Records:

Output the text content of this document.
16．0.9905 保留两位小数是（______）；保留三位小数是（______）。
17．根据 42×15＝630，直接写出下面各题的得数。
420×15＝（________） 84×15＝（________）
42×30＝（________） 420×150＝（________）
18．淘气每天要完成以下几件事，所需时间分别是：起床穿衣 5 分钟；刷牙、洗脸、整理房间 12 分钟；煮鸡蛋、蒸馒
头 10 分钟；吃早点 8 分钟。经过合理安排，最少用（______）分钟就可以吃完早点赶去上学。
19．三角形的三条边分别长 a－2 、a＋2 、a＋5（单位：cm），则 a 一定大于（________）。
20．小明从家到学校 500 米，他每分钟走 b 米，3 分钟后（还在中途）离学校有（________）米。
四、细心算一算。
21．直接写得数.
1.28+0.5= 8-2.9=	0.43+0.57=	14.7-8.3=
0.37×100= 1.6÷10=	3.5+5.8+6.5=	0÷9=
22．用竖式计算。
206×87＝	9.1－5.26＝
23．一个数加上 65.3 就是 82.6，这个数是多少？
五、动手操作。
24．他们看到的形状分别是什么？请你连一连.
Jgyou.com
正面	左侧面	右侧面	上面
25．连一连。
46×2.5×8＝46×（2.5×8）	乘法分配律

Requirement: Make an exact copy of the listing, including every line.

Answer for the task:
Output the text content of this document.
16．0.9905 保留两位小数是（______）；保留三位小数是（______）。
17．根据 42×15＝630，直接写出下面各题的得数。
420×15＝（________） 84×15＝（________）
42×30＝（________） 420×150＝（________）
18．淘气每天要完成以下几件事，所需时间分别是：起床穿衣 5 分钟；刷牙、洗脸、整理房间 12 分钟；煮鸡蛋、蒸馒
头 10 分钟；吃早点 8 分钟。经过合理安排，最少用（______）分钟就可以吃完早点赶去上学。
19．三角形的三条边分别长 a－2 、a＋2 、a＋5（单位：cm），则 a 一定大于（________）。
20．小明从家到学校 500 米，他每分钟走 b 米，3 分钟后（还在中途）离学校有（________）米。
四、细心算一算。
21．直接写得数.
1.28+0.5= 8-2.9=	0.43+0.57=	14.7-8.3=
0.37×100= 1.6÷10=	3.5+5.8+6.5=	0÷9=
22．用竖式计算。
206×87＝	9.1－5.26＝
23．一个数加上 65.3 就是 82.6，这个数是多少？
五、动手操作。
24．他们看到的形状分别是什么？请你连一连.
Jgyou.com
正面	左侧面	右侧面	上面
25．连一连。
46×2.5×8＝46×（2.5×8）	乘法分配律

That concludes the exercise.